- Set task 1:
Answer these from the post on pricing used vehicles:
(a) Which two price guides does it name?
(b) Which two model years does it compare for scarcity?
(c) How many times the expected renovation money does it say these vehicles will cost?
- Set task 2:
Update the entries starting at the line that contains "properties-icon[interactable] bbox=[79, 35, 90, 46]" and ending at the line that contains "tree-item-services-apps[interactable]: ▷ 服务和应用程序", replacing "legend-item" with "legend-entry" and changing nothing else. Return only those lines.
======== Document section
Fair offer? For whom? I guess I look at these things a little differently. NADA, Kelly Blue Book and other "guides" are just a starting point. (They are currently very high and don't even agree among themselves) Things happen too fast and the numbers are not very objective for those guides to be accurate. Used car salesmen like to whip them out to low ball you when trading up.
You need to figure a price from what you want to pay and not what someone wants for his/her vehicle. A "fair" price will not be "fair" to both parties. He/she needs to sell and you may want to buy!
Another thing to consider is the scarcity of the item. There are more (and are going to be more) '05s out there for sale than '55s. Don't get into a hurry on hobbies. There is always another one out there unless it is something extremely rare.
There are two things to remember:
1.Trailers, motor homes, cars, trucks, motorcycles, boats, etc. make terrible investments. Keep in mind that you are going to lose money on the deal before it is over. It is recreation that will cost you money much like golf, bowling, or motorcycle racing. Also, they will always cost 2 or 3 times the money you initially expect to spend on renovation.
================
======== Records to use
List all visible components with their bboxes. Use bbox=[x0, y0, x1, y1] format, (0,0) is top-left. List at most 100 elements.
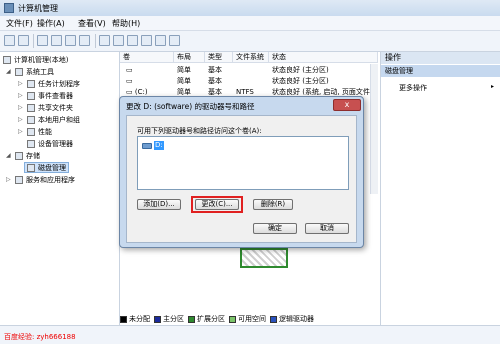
properties-icon[interactable] bbox=[79, 35, 90, 46]
volume-list-scrollbar[interactable] bbox=[370, 64, 378, 194]
window-title: 计算机管理 bbox=[18, 4, 58, 13]
cell-layout: 简单 bbox=[177, 66, 191, 74]
cell-status: 状态良好 (主分区) bbox=[272, 66, 329, 74]
drive-icon bbox=[142, 142, 152, 149]
volume-icon: ▭ bbox=[126, 88, 135, 96]
help-icon[interactable] bbox=[65, 35, 76, 46]
change-drive-letter-dialog: 更改 D: (software) 的驱动器号和路径 x 可用下列驱动器号和路径访… bbox=[119, 96, 364, 248]
legend-item: 可用空间 bbox=[229, 314, 266, 324]
checklist-icon[interactable] bbox=[127, 35, 138, 46]
tree-item-label: 系统工具 bbox=[26, 67, 54, 76]
legend-label: 逻辑驱动器 bbox=[279, 315, 314, 323]
tree-item-services-apps[interactable]: ▷ 服务和应用程序 bbox=[6, 174, 75, 185]
actions-section-disk-management[interactable]: 磁盘管理 bbox=[381, 65, 500, 77]
tools-icon bbox=[15, 67, 23, 76]
toolbar-separator bbox=[95, 34, 96, 48]
tree-root-label: 计算机管理(本地) bbox=[14, 55, 69, 64]
console-tree-icon[interactable] bbox=[51, 35, 62, 46]
expand-icon[interactable]: ◢ bbox=[6, 152, 12, 159]
tree-item-label: 存储 bbox=[26, 151, 40, 160]
column-header-status[interactable]: 状态 bbox=[269, 52, 378, 63]
expand-icon[interactable]: ◢ bbox=[6, 68, 12, 75]
remove-button[interactable]: 删除(R) bbox=[253, 199, 293, 210]
legend-swatch bbox=[120, 315, 127, 323]
computer-management-icon bbox=[4, 3, 14, 13]
actions-pane: 操作 磁盘管理 更多操作 ▸ bbox=[380, 52, 500, 325]
close-button[interactable]: x bbox=[333, 99, 361, 111]
folder-icon[interactable] bbox=[113, 35, 124, 46]
storage-icon bbox=[15, 151, 23, 160]
expand-icon[interactable]: ▷ bbox=[18, 92, 24, 99]
menu-bar: 文件(F) 操作(A) 查看(V) 帮助(H) bbox=[0, 16, 500, 31]
disk-management-icon bbox=[27, 163, 35, 172]
paths-list[interactable]: D: bbox=[137, 136, 349, 190]
tree-item-storage[interactable]: ◢ 存储 bbox=[6, 150, 40, 161]
expand-icon[interactable]: ▷ bbox=[6, 176, 12, 183]
tree-item-disk-management[interactable]: 磁盘管理 bbox=[24, 162, 69, 173]
tree-item-local-users[interactable]: ▷ 本地用户和组 bbox=[18, 114, 80, 125]
back-icon[interactable] bbox=[4, 35, 15, 46]
services-icon bbox=[15, 175, 23, 184]
tree-item-label: 事件查看器 bbox=[38, 91, 73, 100]
delete-icon[interactable] bbox=[141, 35, 152, 46]
tree-item-event-viewer[interactable]: ▷ 事件查看器 bbox=[18, 90, 73, 101]
column-header-volume[interactable]: 卷 bbox=[120, 52, 174, 63]
ok-button[interactable]: 确定 bbox=[253, 223, 297, 234]
actions-header: 操作 bbox=[381, 52, 500, 64]
volume-icon: ▭ bbox=[126, 77, 133, 85]
change-button-highlight bbox=[191, 196, 243, 213]
up-level-icon[interactable] bbox=[37, 35, 48, 46]
menu-view[interactable]: 查看(V) bbox=[78, 18, 106, 29]
legend-item: 扩展分区 bbox=[188, 314, 225, 324]
tree-item-device-manager[interactable]: 设备管理器 bbox=[18, 138, 73, 149]
toolbar-separator bbox=[33, 34, 34, 48]
console-tree: 计算机管理(本地) ◢ 系统工具 ▷ 任务计划程序 ▷ 事件查看器 ▷ 共享文件… bbox=[0, 52, 120, 325]
column-header-layout[interactable]: 布局 bbox=[174, 52, 205, 63]
expand-icon[interactable]: ▷ bbox=[18, 104, 24, 111]
tree-item-label: 任务计划程序 bbox=[38, 79, 80, 88]
expand-icon[interactable]: ▷ bbox=[18, 128, 24, 135]
tree-root[interactable]: 计算机管理(本地) bbox=[3, 54, 68, 65]
expand-icon[interactable]: ▷ bbox=[18, 80, 24, 87]
tree-item-label: 性能 bbox=[38, 127, 52, 136]
add-button[interactable]: 添加(D)... bbox=[137, 199, 181, 210]
forward-icon[interactable] bbox=[18, 35, 29, 46]
title-bar: 计算机管理 bbox=[0, 0, 500, 16]
search-icon[interactable] bbox=[155, 35, 166, 46]
dialog-title: 更改 D: (software) 的驱动器号和路径 bbox=[126, 102, 255, 111]
list-item[interactable]: D: bbox=[142, 141, 164, 150]
cell-layout: 简单 bbox=[177, 77, 191, 85]
tree-item-task-scheduler[interactable]: ▷ 任务计划程序 bbox=[18, 78, 80, 89]
tree-item-label: 设备管理器 bbox=[38, 139, 73, 148]
cancel-button[interactable]: 取消 bbox=[305, 223, 349, 234]
menu-file[interactable]: 文件(F) bbox=[6, 18, 33, 29]
tree-item-label: 服务和应用程序 bbox=[26, 175, 75, 184]
tree-item-performance[interactable]: ▷ 性能 bbox=[18, 126, 52, 137]
tree-item-system-tools[interactable]: ◢ 系统工具 bbox=[6, 66, 54, 77]
tree-item-shared-folders[interactable]: ▷ 共享文件夹 bbox=[18, 102, 73, 113]
cell-status: 状态良好 (主分区) bbox=[272, 77, 329, 85]
device-manager-icon bbox=[27, 139, 35, 148]
menu-help[interactable]: 帮助(H) bbox=[112, 18, 140, 29]
tree-item-label: 磁盘管理 bbox=[38, 163, 66, 172]
shared-folder-icon bbox=[27, 103, 35, 112]
table-row[interactable]: ▭ bbox=[123, 76, 176, 86]
expand-icon[interactable]: ▷ bbox=[18, 116, 24, 123]
users-icon bbox=[27, 115, 35, 124]
disk-icon[interactable] bbox=[99, 35, 110, 46]
tree-item-label: 本地用户和组 bbox=[38, 115, 80, 124]
legend-item: 未分配 bbox=[120, 314, 150, 324]
column-header-filesystem[interactable]: 文件系统 bbox=[233, 52, 269, 63]
cell-volume: (C:) bbox=[134, 88, 148, 96]
legend: 未分配 主分区 扩展分区 可用空间 逻辑驱动器 bbox=[120, 313, 378, 325]
view-icon[interactable] bbox=[169, 35, 180, 46]
event-viewer-icon bbox=[27, 91, 35, 100]
legend-label: 可用空间 bbox=[238, 315, 266, 323]
cell-filesystem bbox=[233, 76, 272, 86]
table-row[interactable]: ▭ bbox=[123, 65, 176, 75]
column-header-type[interactable]: 类型 bbox=[205, 52, 233, 63]
status-bar: 百度经验: zyh666188 bbox=[0, 325, 500, 344]
menu-action[interactable]: 操作(A) bbox=[37, 18, 65, 29]
more-actions-link[interactable]: 更多操作 bbox=[399, 83, 427, 93]
partition-block[interactable] bbox=[240, 248, 288, 268]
================
- Task output 1:
(a) NADA and Kelly Blue Book
(b) '05s and '55s
(c) 2 or 3 times

- Task output 2:
properties-icon[interactable] bbox=[79, 35, 90, 46]
volume-list-scrollbar[interactable] bbox=[370, 64, 378, 194]
window-title: 计算机管理 bbox=[18, 4, 58, 13]
cell-layout: 简单 bbox=[177, 66, 191, 74]
cell-status: 状态良好 (主分区) bbox=[272, 66, 329, 74]
drive-icon bbox=[142, 142, 152, 149]
volume-icon: ▭ bbox=[126, 88, 135, 96]
help-icon[interactable] bbox=[65, 35, 76, 46]
change-drive-letter-dialog: 更改 D: (software) 的驱动器号和路径 x 可用下列驱动器号和路径访… bbox=[119, 96, 364, 248]
legend-entry: 可用空间 bbox=[229, 314, 266, 324]
checklist-icon[interactable] bbox=[127, 35, 138, 46]
tree-item-label: 系统工具 bbox=[26, 67, 54, 76]
legend-label: 逻辑驱动器 bbox=[279, 315, 314, 323]
tree-item-services-apps[interactable]: ▷ 服务和应用程序 bbox=[6, 174, 75, 185]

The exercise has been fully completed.